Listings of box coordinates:
○ ○ ○ ○ ○

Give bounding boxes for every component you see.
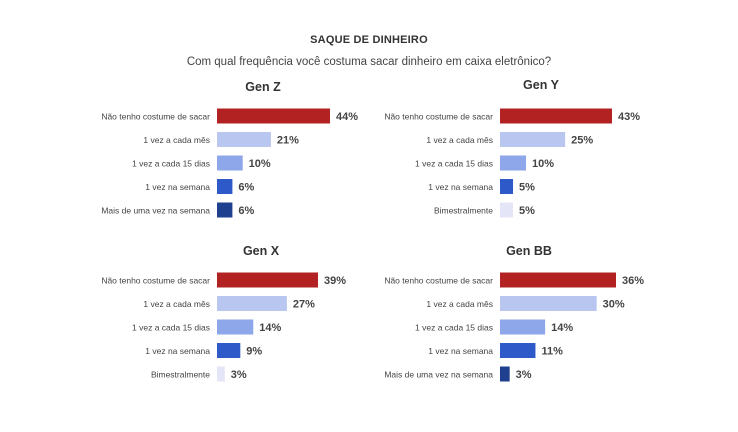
- bar: [500, 179, 514, 194]
- chart-title: Gen Z: [245, 80, 281, 94]
- bar: [500, 366, 510, 382]
- bar: [217, 319, 254, 335]
- category-label: Bimestralmente: [434, 206, 493, 216]
- bar: [217, 179, 233, 194]
- page-title: SAQUE DE DINHEIRO: [310, 34, 428, 46]
- category-label: 1 vez na semana: [428, 182, 493, 192]
- value-label: 6%: [238, 182, 254, 194]
- chart-title: Gen Y: [523, 78, 560, 92]
- value-label: 39%: [324, 275, 346, 287]
- bar: [500, 319, 546, 335]
- category-label: Mais de uma vez na semana: [101, 206, 210, 216]
- category-label: 1 vez a cada mês: [143, 135, 210, 145]
- value-label: 27%: [293, 299, 315, 311]
- bar: [500, 343, 536, 358]
- bar: [217, 108, 330, 124]
- value-label: 5%: [519, 182, 535, 194]
- category-label: 1 vez a cada mês: [426, 299, 493, 309]
- value-label: 43%: [618, 111, 640, 123]
- value-label: 3%: [231, 369, 247, 381]
- bar: [217, 202, 233, 218]
- category-label: 1 vez a cada mês: [426, 135, 493, 145]
- bar: [500, 155, 527, 171]
- category-label: 1 vez na semana: [145, 182, 210, 192]
- category-label: 1 vez a cada 15 dias: [132, 159, 210, 169]
- bar: [500, 272, 616, 288]
- chart-panel-2: Gen X Não tenho costume de sacar 39% 1 vez …: [101, 244, 346, 382]
- chart-title: Gen BB: [506, 244, 552, 258]
- bar: [217, 343, 241, 358]
- bar: [217, 132, 271, 147]
- value-label: 14%: [551, 322, 573, 334]
- bar: [500, 202, 514, 218]
- page-subtitle: Com qual frequência você costuma sacar d…: [186, 56, 552, 68]
- chart-panel-1: Gen Y Não tenho costume de sacar 43% 1 vez …: [384, 78, 640, 218]
- bar: [217, 296, 287, 311]
- chart-panel-3: Gen BB Não tenho costume de sacar 36% 1 vez…: [384, 244, 644, 382]
- category-label: Não tenho costume de sacar: [101, 276, 210, 286]
- bar: [217, 366, 225, 382]
- value-label: 44%: [336, 111, 358, 123]
- category-label: Não tenho costume de sacar: [384, 276, 493, 286]
- chart-title: Gen X: [243, 244, 280, 258]
- value-label: 5%: [519, 205, 535, 217]
- value-label: 21%: [277, 135, 299, 147]
- bar: [217, 155, 243, 171]
- value-label: 14%: [259, 322, 281, 334]
- value-label: 6%: [238, 205, 254, 217]
- bar: [500, 108, 612, 124]
- category-label: Mais de uma vez na semana: [384, 370, 493, 380]
- bar: [500, 296, 597, 311]
- value-label: 10%: [532, 158, 554, 170]
- category-label: 1 vez a cada 15 dias: [415, 159, 493, 169]
- value-label: 36%: [622, 275, 644, 287]
- category-label: 1 vez a cada 15 dias: [415, 323, 493, 333]
- value-label: 30%: [603, 299, 625, 311]
- value-label: 3%: [516, 369, 532, 381]
- category-label: 1 vez a cada mês: [143, 299, 210, 309]
- category-label: 1 vez na semana: [428, 346, 493, 356]
- bar: [500, 132, 566, 147]
- category-label: Não tenho costume de sacar: [101, 112, 210, 122]
- category-label: Não tenho costume de sacar: [384, 112, 493, 122]
- category-label: Bimestralmente: [151, 370, 210, 380]
- value-label: 11%: [541, 346, 563, 358]
- category-label: 1 vez a cada 15 dias: [132, 323, 210, 333]
- chart-panel-0: Gen Z Não tenho costume de sacar 44% 1 vez …: [101, 80, 358, 218]
- value-label: 9%: [246, 346, 262, 358]
- bar: [217, 272, 318, 288]
- value-label: 25%: [571, 135, 593, 147]
- value-label: 10%: [249, 158, 271, 170]
- category-label: 1 vez na semana: [145, 346, 210, 356]
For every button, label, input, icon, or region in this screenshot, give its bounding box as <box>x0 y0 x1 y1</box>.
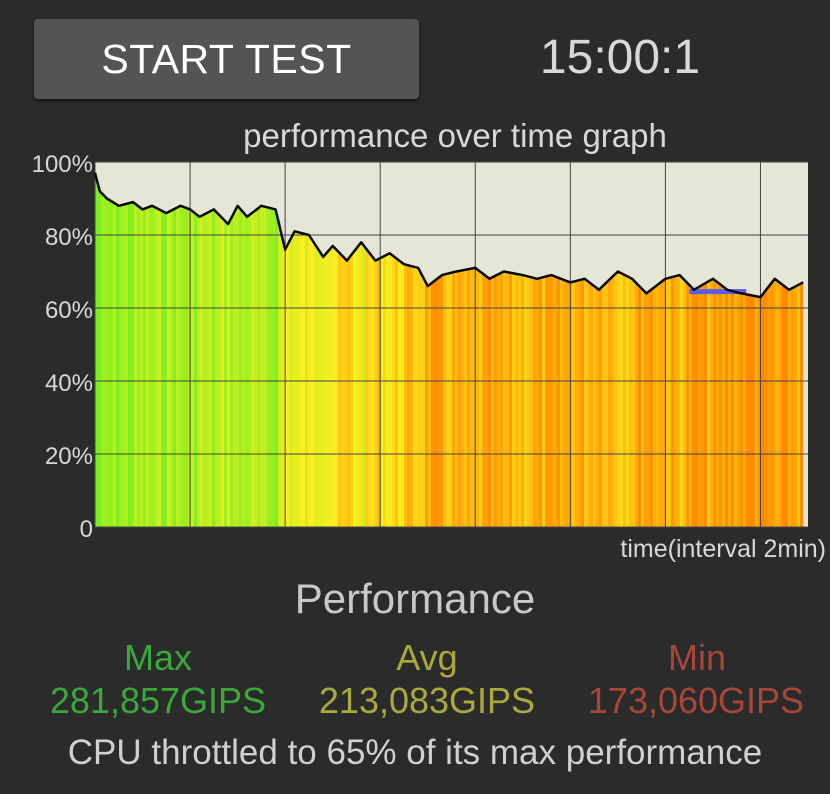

○ ○ ○ ○ ○

▶ [WHAT IS NEEDED] Reproduce every line of the entries above without any change, omitting the pictures.

▶ [WRITTEN SOLUTION]
Give bounding boxes for every component you see.
- bar: [500, 179, 514, 194]
- chart-title: Gen Z: [245, 80, 281, 94]
- bar: [500, 366, 510, 382]
- bar: [217, 319, 254, 335]
- category-label: Bimestralmente: [434, 206, 493, 216]
- bar: [217, 179, 233, 194]
- page-title: SAQUE DE DINHEIRO: [310, 34, 428, 46]
- category-label: 1 vez na semana: [428, 182, 493, 192]
- value-label: 6%: [238, 182, 254, 194]
- chart-title: Gen Y: [523, 78, 560, 92]
- value-label: 39%: [324, 275, 346, 287]
- bar: [500, 319, 546, 335]
- category-label: Mais de uma vez na semana: [101, 206, 210, 216]
- category-label: 1 vez a cada mês: [143, 135, 210, 145]
- value-label: 27%: [293, 299, 315, 311]
- bar: [500, 343, 536, 358]
- bar: [217, 108, 330, 124]
- value-label: 5%: [519, 182, 535, 194]
- category-label: 1 vez a cada mês: [426, 299, 493, 309]
- value-label: 43%: [618, 111, 640, 123]
- value-label: 3%: [231, 369, 247, 381]
- bar: [217, 202, 233, 218]
- category-label: 1 vez a cada mês: [426, 135, 493, 145]
- bar: [500, 155, 527, 171]
- category-label: 1 vez na semana: [145, 182, 210, 192]
- category-label: 1 vez a cada 15 dias: [132, 159, 210, 169]
- bar: [500, 272, 616, 288]
- chart-panel-2: Gen X Não tenho costume de sacar 39% 1 vez …: [101, 244, 346, 382]
- chart-title: Gen BB: [506, 244, 552, 258]
- bar: [217, 343, 241, 358]
- bar: [217, 132, 271, 147]
- value-label: 14%: [551, 322, 573, 334]
- bar: [500, 202, 514, 218]
- page-subtitle: Com qual frequência você costuma sacar d…: [186, 56, 552, 68]
- chart-panel-1: Gen Y Não tenho costume de sacar 43% 1 vez …: [384, 78, 640, 218]
- bar: [217, 296, 287, 311]
- chart-panel-3: Gen BB Não tenho costume de sacar 36% 1 vez…: [384, 244, 644, 382]
- category-label: Não tenho costume de sacar: [101, 276, 210, 286]
- bar: [217, 366, 225, 382]
- value-label: 44%: [336, 111, 358, 123]
- category-label: Não tenho costume de sacar: [384, 276, 493, 286]
- chart-title: Gen X: [243, 244, 280, 258]
- value-label: 5%: [519, 205, 535, 217]
- value-label: 21%: [277, 135, 299, 147]
- bar: [217, 155, 243, 171]
- value-label: 14%: [259, 322, 281, 334]
- value-label: 6%: [238, 205, 254, 217]
- bar: [500, 108, 612, 124]
- category-label: Mais de uma vez na semana: [384, 370, 493, 380]
- bar: [500, 296, 597, 311]
- value-label: 10%: [532, 158, 554, 170]
- category-label: 1 vez a cada 15 dias: [415, 159, 493, 169]
- value-label: 36%: [622, 275, 644, 287]
- category-label: 1 vez a cada 15 dias: [415, 323, 493, 333]
- value-label: 30%: [603, 299, 625, 311]
- value-label: 3%: [516, 369, 532, 381]
- category-label: 1 vez a cada mês: [143, 299, 210, 309]
- category-label: 1 vez na semana: [428, 346, 493, 356]
- bar: [500, 132, 566, 147]
- category-label: Não tenho costume de sacar: [101, 112, 210, 122]
- category-label: Não tenho costume de sacar: [384, 112, 493, 122]
- category-label: Bimestralmente: [151, 370, 210, 380]
- value-label: 11%: [541, 346, 563, 358]
- category-label: 1 vez a cada 15 dias: [132, 323, 210, 333]
- chart-panel-0: Gen Z Não tenho costume de sacar 44% 1 vez …: [101, 80, 358, 218]
- value-label: 9%: [246, 346, 262, 358]
- bar: [217, 272, 318, 288]
- value-label: 25%: [571, 135, 593, 147]
- value-label: 10%: [249, 158, 271, 170]
- category-label: 1 vez na semana: [145, 346, 210, 356]
For every button, label, input, icon, or region in this screenshot, give its bounding box as <box>x0 y0 x1 y1</box>.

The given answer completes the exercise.